* _What the exercise asks_
The records below hold pictures; please leave those out and retype the rest exactly.

------

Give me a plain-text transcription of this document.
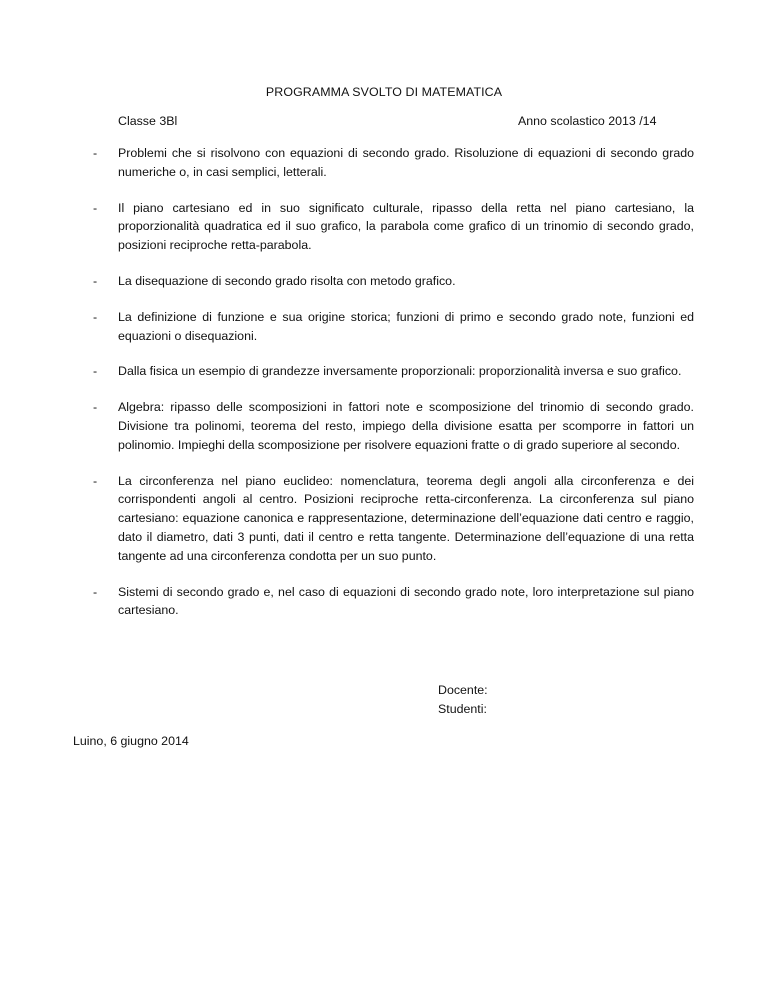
PROGRAMMA SVOLTO DI MATEMATICA
Classe 3Bl	Anno scolastico 2013 /14
- Problemi che si risolvono con equazioni di secondo grado. Risoluzione di equazioni di secondo grado numeriche o, in casi semplici, letterali.
- Il piano cartesiano ed in suo significato culturale, ripasso della retta nel piano cartesiano, la proporzionalità quadratica ed il suo grafico, la parabola come grafico di un trinomio di secondo grado, posizioni reciproche retta-parabola.
- La disequazione di secondo grado risolta con metodo grafico.
- La definizione di funzione e sua origine storica; funzioni di primo e secondo grado note, funzioni ed equazioni o disequazioni.
- Dalla fisica un esempio di grandezze inversamente proporzionali: proporzionalità inversa e suo grafico.
- Algebra: ripasso delle scomposizioni in fattori note e scomposizione del trinomio di secondo grado. Divisione tra polinomi, teorema del resto, impiego della divisione esatta per scomporre in fattori un polinomio. Impieghi della scomposizione per risolvere equazioni fratte o di grado superiore al secondo.
- La circonferenza nel piano euclideo: nomenclatura, teorema degli angoli alla circonferenza e dei corrispondenti angoli al centro. Posizioni reciproche retta-circonferenza. La circonferenza sul piano cartesiano: equazione canonica e rappresentazione, determinazione dell’equazione dati centro e raggio, dato il diametro, dati 3 punti, dati il centro e retta tangente. Determinazione dell’equazione di una retta tangente ad una circonferenza condotta per un suo punto.
- Sistemi di secondo grado e, nel caso di equazioni di secondo grado note, loro interpretazione sul piano cartesiano.
Docente:
Studenti:
Luino, 6 giugno 2014
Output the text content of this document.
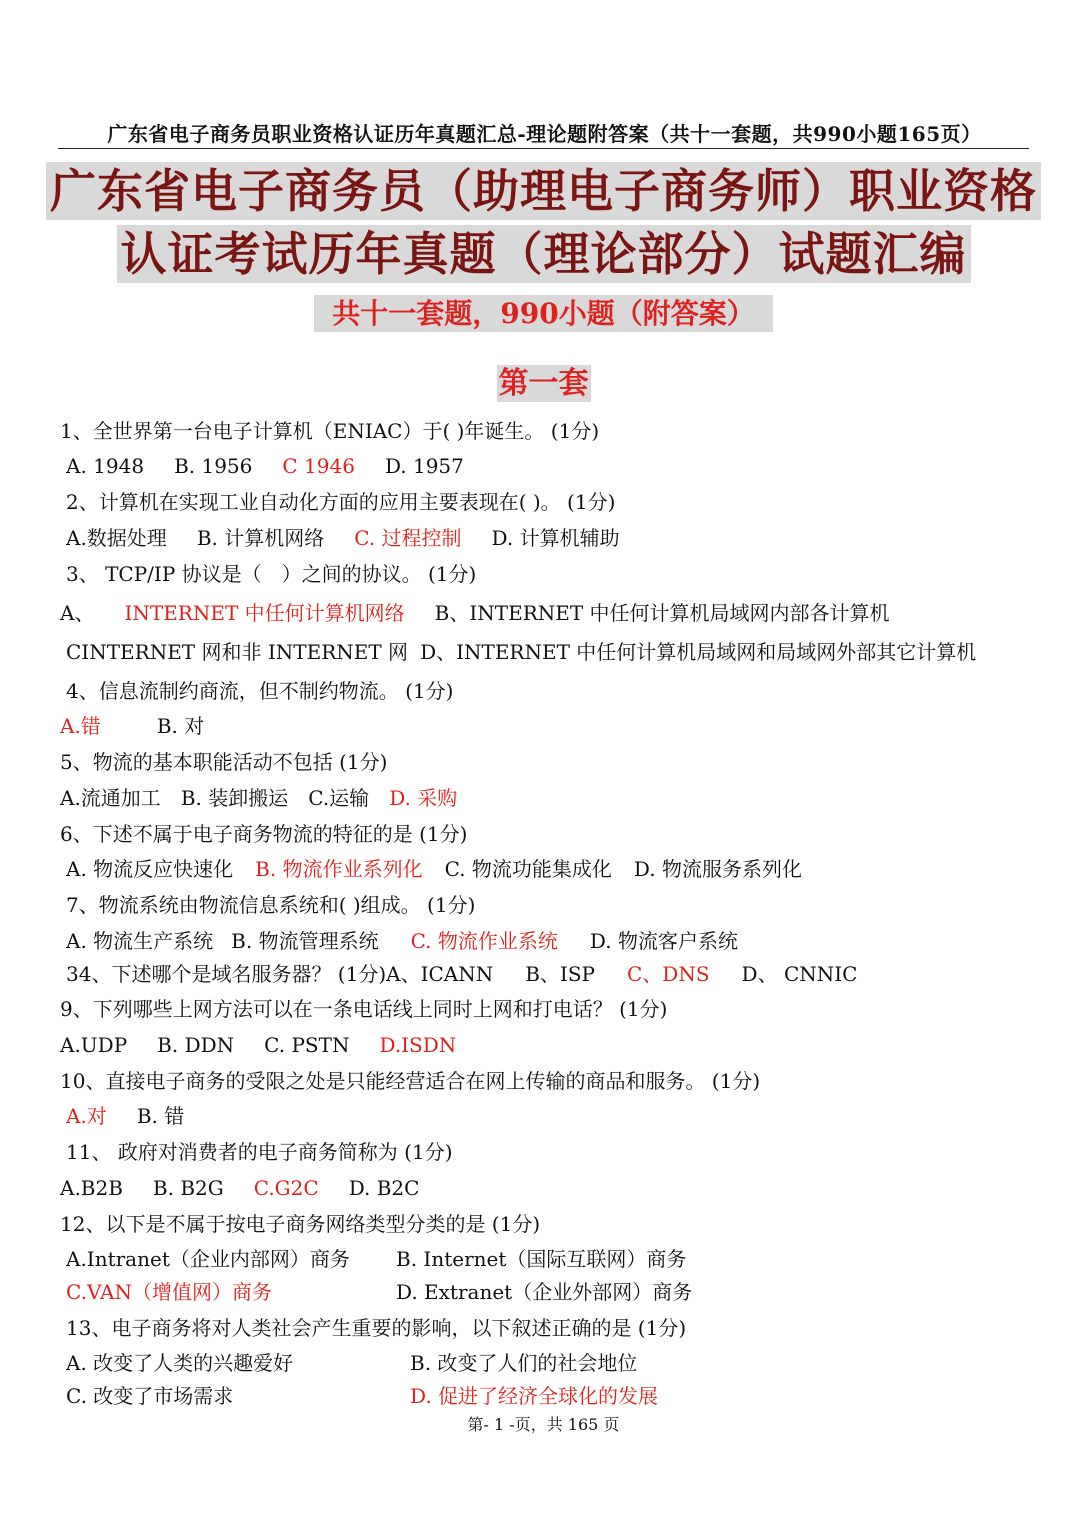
广东省电子商务员职业资格认证历年真题汇总-理论题附答案（共十一套题，共990小题165页）
广东省电子商务员（助理电子商务师）职业资格
认证考试历年真题（理论部分）试题汇编
共十一套题，990小题（附答案）
第一套
1、全世界第一台电子计算机（ENIAC）于( )年诞生。 (1分)
A. 1948 B. 1956 C 1946 D. 1957
2、计算机在实现工业自动化方面的应用主要表现在( )。 (1分)
A.数据处理 B. 计算机网络 C. 过程控制 D. 计算机辅助
3、 TCP/IP 协议是（　）之间的协议。 (1分)
A、 INTERNET 中任何计算机网络 B、INTERNET 中任何计算机局域网内部各计算机
CINTERNET 网和非 INTERNET 网 D、INTERNET 中任何计算机局域网和局域网外部其它计算机
4、信息流制约商流，但不制约物流。 (1分)
A.错	B. 对
5、物流的基本职能活动不包括 (1分)
A.流通加工 B. 装卸搬运 C.运输 D. 采购
6、下述不属于电子商务物流的特征的是 (1分)
A. 物流反应快速化 B. 物流作业系列化 C. 物流功能集成化 D. 物流服务系列化
7、物流系统由物流信息系统和( )组成。 (1分)
A. 物流生产系统 B. 物流管理系统 C. 物流作业系统 D. 物流客户系统
34、下述哪个是域名服务器？ (1分)A、ICANN B、ISP C、DNS D、 CNNIC
9、下列哪些上网方法可以在一条电话线上同时上网和打电话？ (1分)
A.UDP B. DDN C. PSTN D.ISDN
10、直接电子商务的受限之处是只能经营适合在网上传输的商品和服务。 (1分)
A.对 B. 错
11、 政府对消费者的电子商务简称为 (1分)
A.B2B B. B2G C.G2C D. B2C
12、以下是不属于按电子商务网络类型分类的是 (1分)
A.Intranet（企业内部网）商务 B. Internet（国际互联网）商务
C.VAN（增值网）商务	D. Extranet（企业外部网）商务
13、电子商务将对人类社会产生重要的影响，以下叙述正确的是 (1分)
A. 改变了人类的兴趣爱好	B. 改变了人们的社会地位
C. 改变了市场需求	D. 促进了经济全球化的发展
第- 1 -页，共 165 页
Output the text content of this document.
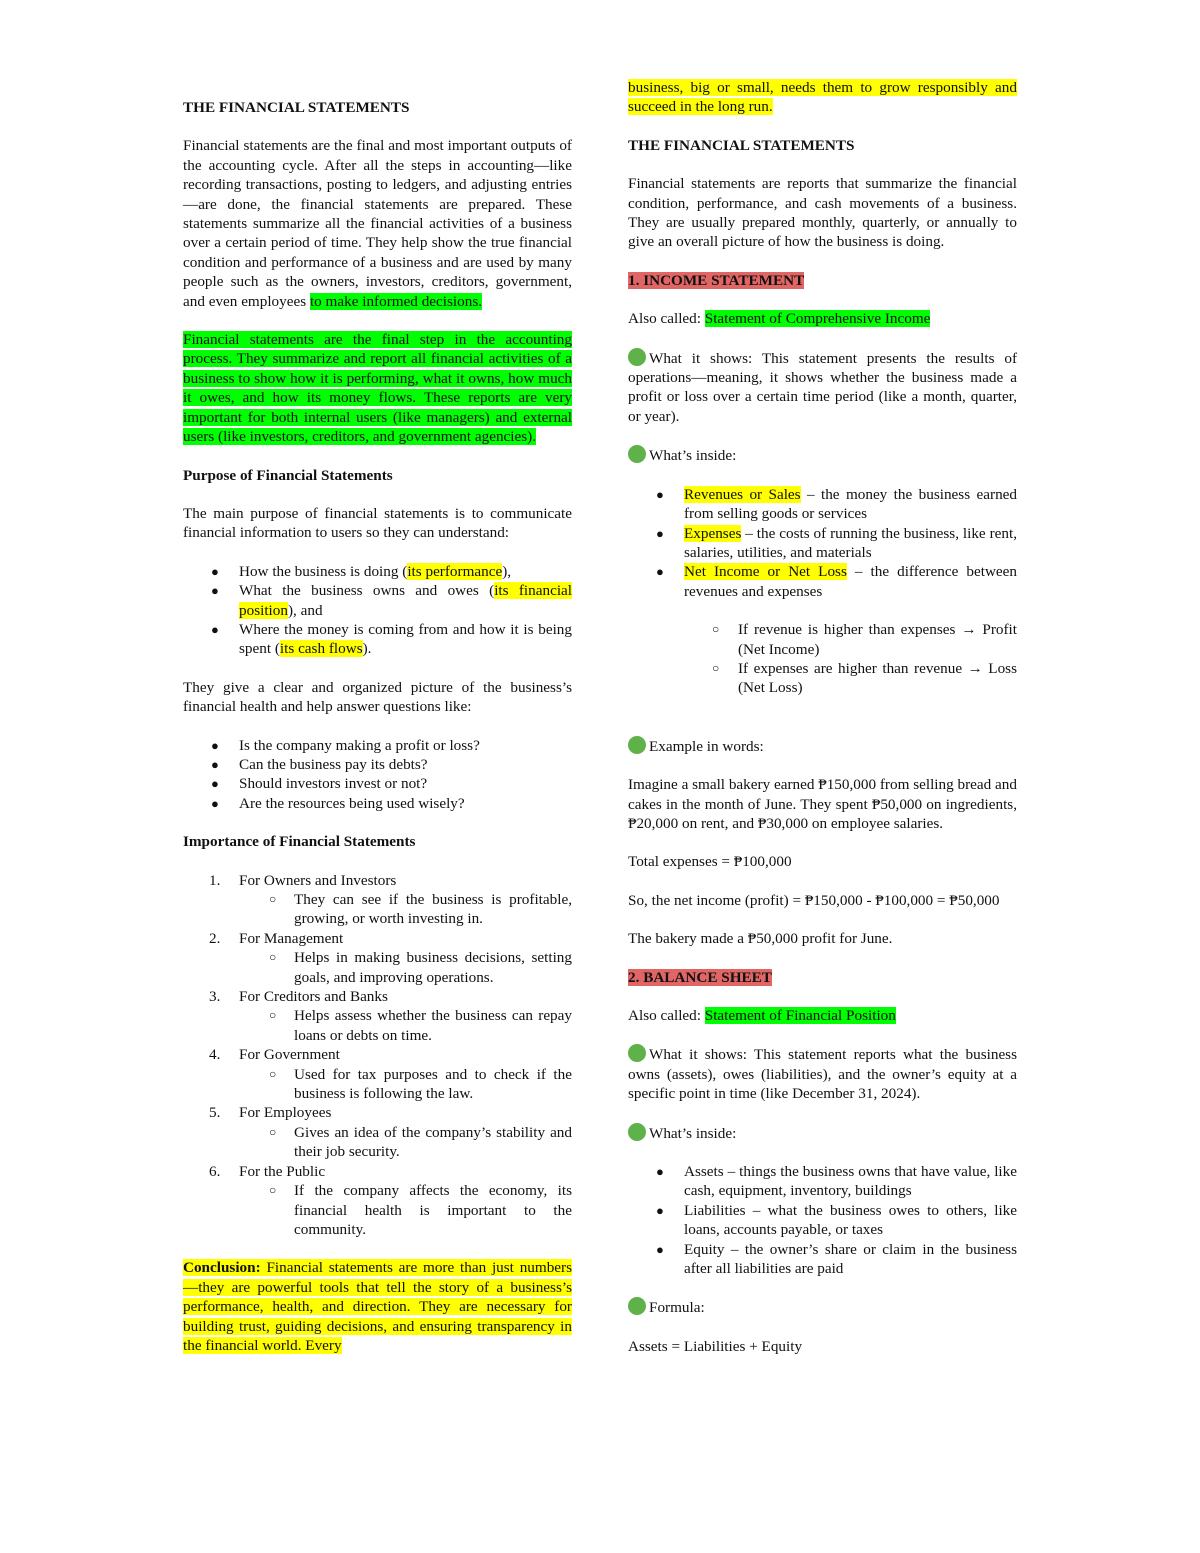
THE FINANCIAL STATEMENTS

Financial statements are the final and most important outputs of the accounting cycle. After all the steps in accounting—like recording transactions, posting to ledgers, and adjusting entries—are done, the financial statements are prepared. These statements summarize all the financial activities of a business over a certain period of time. They help show the true financial condition and performance of a business and are used by many people such as the owners, investors, creditors, government, and even employees to make informed decisions.

Financial statements are the final step in the accounting process. They summarize and report all financial activities of a business to show how it is performing, what it owns, how much it owes, and how its money flows. These reports are very important for both internal users (like managers) and external users (like investors, creditors, and government agencies).

Purpose of Financial Statements

The main purpose of financial statements is to communicate financial information to users so they can understand:

● How the business is doing (its performance),
● What the business owns and owes (its financial position), and
● Where the money is coming from and how it is being spent (its cash flows).

They give a clear and organized picture of the business’s financial health and help answer questions like:

● Is the company making a profit or loss?
● Can the business pay its debts?
● Should investors invest or not?
● Are the resources being used wisely?

Importance of Financial Statements

1. For Owners and Investors
○ They can see if the business is profitable, growing, or worth investing in.
2. For Management
○ Helps in making business decisions, setting goals, and improving operations.
3. For Creditors and Banks
○ Helps assess whether the business can repay loans or debts on time.
4. For Government
○ Used for tax purposes and to check if the business is following the law.
5. For Employees
○ Gives an idea of the company’s stability and their job security.
6. For the Public
○ If the company affects the economy, its financial health is important to the community.

Conclusion: Financial statements are more than just numbers—they are powerful tools that tell the story of a business’s performance, health, and direction. They are necessary for building trust, guiding decisions, and ensuring transparency in the financial world. Every

business, big or small, needs them to grow responsibly and succeed in the long run.

THE FINANCIAL STATEMENTS

Financial statements are reports that summarize the financial condition, performance, and cash movements of a business. They are usually prepared monthly, quarterly, or annually to give an overall picture of how the business is doing.

1. INCOME STATEMENT

Also called: Statement of Comprehensive Income

What it shows: This statement presents the results of operations—meaning, it shows whether the business made a profit or loss over a certain time period (like a month, quarter, or year).

What’s inside:

● Revenues or Sales – the money the business earned from selling goods or services
● Expenses – the costs of running the business, like rent, salaries, utilities, and materials
● Net Income or Net Loss – the difference between revenues and expenses
○ If revenue is higher than expenses → Profit (Net Income)
○ If expenses are higher than revenue → Loss (Net Loss)

Example in words:

Imagine a small bakery earned ₱150,000 from selling bread and cakes in the month of June. They spent ₱50,000 on ingredients, ₱20,000 on rent, and ₱30,000 on employee salaries.

Total expenses = ₱100,000

So, the net income (profit) = ₱150,000 - ₱100,000 = ₱50,000

The bakery made a ₱50,000 profit for June.

2. BALANCE SHEET

Also called: Statement of Financial Position

What it shows: This statement reports what the business owns (assets), owes (liabilities), and the owner’s equity at a specific point in time (like December 31, 2024).

What’s inside:

● Assets – things the business owns that have value, like cash, equipment, inventory, buildings
● Liabilities – what the business owes to others, like loans, accounts payable, or taxes
● Equity – the owner’s share or claim in the business after all liabilities are paid

Formula:

Assets = Liabilities + Equity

------

* _Response below_
Give me a plain-text transcription of this document.
PROGRAMMA SVOLTO DI MATEMATICA
Classe 3Bl	Anno scolastico 2013 /14
- Problemi che si risolvono con equazioni di secondo grado. Risoluzione di equazioni di secondo grado numeriche o, in casi semplici, letterali.
- Il piano cartesiano ed in suo significato culturale, ripasso della retta nel piano cartesiano, la proporzionalità quadratica ed il suo grafico, la parabola come grafico di un trinomio di secondo grado, posizioni reciproche retta-parabola.
- La disequazione di secondo grado risolta con metodo grafico.
- La definizione di funzione e sua origine storica; funzioni di primo e secondo grado note, funzioni ed equazioni o disequazioni.
- Dalla fisica un esempio di grandezze inversamente proporzionali: proporzionalità inversa e suo grafico.
- Algebra: ripasso delle scomposizioni in fattori note e scomposizione del trinomio di secondo grado. Divisione tra polinomi, teorema del resto, impiego della divisione esatta per scomporre in fattori un polinomio. Impieghi della scomposizione per risolvere equazioni fratte o di grado superiore al secondo.
- La circonferenza nel piano euclideo: nomenclatura, teorema degli angoli alla circonferenza e dei corrispondenti angoli al centro. Posizioni reciproche retta-circonferenza. La circonferenza sul piano cartesiano: equazione canonica e rappresentazione, determinazione dell’equazione dati centro e raggio, dato il diametro, dati 3 punti, dati il centro e retta tangente. Determinazione dell’equazione di una retta tangente ad una circonferenza condotta per un suo punto.
- Sistemi di secondo grado e, nel caso di equazioni di secondo grado note, loro interpretazione sul piano cartesiano.
Docente:
Studenti:
Luino, 6 giugno 2014
Output the text content of this document.
广东省电子商务员职业资格认证历年真题汇总-理论题附答案（共十一套题，共990小题165页）
广东省电子商务员（助理电子商务师）职业资格
认证考试历年真题（理论部分）试题汇编
共十一套题，990小题（附答案）
第一套
1、全世界第一台电子计算机（ENIAC）于( )年诞生。 (1分)
A. 1948 B. 1956 C 1946 D. 1957
2、计算机在实现工业自动化方面的应用主要表现在( )。 (1分)
A.数据处理 B. 计算机网络 C. 过程控制 D. 计算机辅助
3、 TCP/IP 协议是（　）之间的协议。 (1分)
A、 INTERNET 中任何计算机网络 B、INTERNET 中任何计算机局域网内部各计算机
CINTERNET 网和非 INTERNET 网 D、INTERNET 中任何计算机局域网和局域网外部其它计算机
4、信息流制约商流，但不制约物流。 (1分)
A.错	B. 对
5、物流的基本职能活动不包括 (1分)
A.流通加工 B. 装卸搬运 C.运输 D. 采购
6、下述不属于电子商务物流的特征的是 (1分)
A. 物流反应快速化 B. 物流作业系列化 C. 物流功能集成化 D. 物流服务系列化
7、物流系统由物流信息系统和( )组成。 (1分)
A. 物流生产系统 B. 物流管理系统 C. 物流作业系统 D. 物流客户系统
34、下述哪个是域名服务器？ (1分)A、ICANN B、ISP C、DNS D、 CNNIC
9、下列哪些上网方法可以在一条电话线上同时上网和打电话？ (1分)
A.UDP B. DDN C. PSTN D.ISDN
10、直接电子商务的受限之处是只能经营适合在网上传输的商品和服务。 (1分)
A.对 B. 错
11、 政府对消费者的电子商务简称为 (1分)
A.B2B B. B2G C.G2C D. B2C
12、以下是不属于按电子商务网络类型分类的是 (1分)
A.Intranet（企业内部网）商务 B. Internet（国际互联网）商务
C.VAN（增值网）商务	D. Extranet（企业外部网）商务
13、电子商务将对人类社会产生重要的影响，以下叙述正确的是 (1分)
A. 改变了人类的兴趣爱好	B. 改变了人们的社会地位
C. 改变了市场需求	D. 促进了经济全球化的发展
第- 1 -页，共 165 页
Output the text content of this document.
THE FINANCIAL STATEMENTS

Financial statements are the final and most important outputs of the accounting cycle. After all the steps in accounting—like recording transactions, posting to ledgers, and adjusting entries—are done, the financial statements are prepared. These statements summarize all the financial activities of a business over a certain period of time. They help show the true financial condition and performance of a business and are used by many people such as the owners, investors, creditors, government, and even employees to make informed decisions.

Financial statements are the final step in the accounting process. They summarize and report all financial activities of a business to show how it is performing, what it owns, how much it owes, and how its money flows. These reports are very important for both internal users (like managers) and external users (like investors, creditors, and government agencies).

Purpose of Financial Statements

The main purpose of financial statements is to communicate financial information to users so they can understand:

● How the business is doing (its performance),
● What the business owns and owes (its financial position), and
● Where the money is coming from and how it is being spent (its cash flows).

They give a clear and organized picture of the business’s financial health and help answer questions like:

● Is the company making a profit or loss?
● Can the business pay its debts?
● Should investors invest or not?
● Are the resources being used wisely?

Importance of Financial Statements

1. For Owners and Investors
○ They can see if the business is profitable, growing, or worth investing in.
2. For Management
○ Helps in making business decisions, setting goals, and improving operations.
3. For Creditors and Banks
○ Helps assess whether the business can repay loans or debts on time.
4. For Government
○ Used for tax purposes and to check if the business is following the law.
5. For Employees
○ Gives an idea of the company’s stability and their job security.
6. For the Public
○ If the company affects the economy, its financial health is important to the community.

Conclusion: Financial statements are more than just numbers—they are powerful tools that tell the story of a business’s performance, health, and direction. They are necessary for building trust, guiding decisions, and ensuring transparency in the financial world. Every

business, big or small, needs them to grow responsibly and succeed in the long run.

THE FINANCIAL STATEMENTS

Financial statements are reports that summarize the financial condition, performance, and cash movements of a business. They are usually prepared monthly, quarterly, or annually to give an overall picture of how the business is doing.

1. INCOME STATEMENT

Also called: Statement of Comprehensive Income

What it shows: This statement presents the results of operations—meaning, it shows whether the business made a profit or loss over a certain time period (like a month, quarter, or year).

What’s inside:

● Revenues or Sales – the money the business earned from selling goods or services
● Expenses – the costs of running the business, like rent, salaries, utilities, and materials
● Net Income or Net Loss – the difference between revenues and expenses
○ If revenue is higher than expenses → Profit (Net Income)
○ If expenses are higher than revenue → Loss (Net Loss)

Example in words:

Imagine a small bakery earned ₱150,000 from selling bread and cakes in the month of June. They spent ₱50,000 on ingredients, ₱20,000 on rent, and ₱30,000 on employee salaries.

Total expenses = ₱100,000

So, the net income (profit) = ₱150,000 - ₱100,000 = ₱50,000

The bakery made a ₱50,000 profit for June.

2. BALANCE SHEET

Also called: Statement of Financial Position

What it shows: This statement reports what the business owns (assets), owes (liabilities), and the owner’s equity at a specific point in time (like December 31, 2024).

What’s inside:

● Assets – things the business owns that have value, like cash, equipment, inventory, buildings
● Liabilities – what the business owes to others, like loans, accounts payable, or taxes
● Equity – the owner’s share or claim in the business after all liabilities are paid

Formula:

Assets = Liabilities + Equity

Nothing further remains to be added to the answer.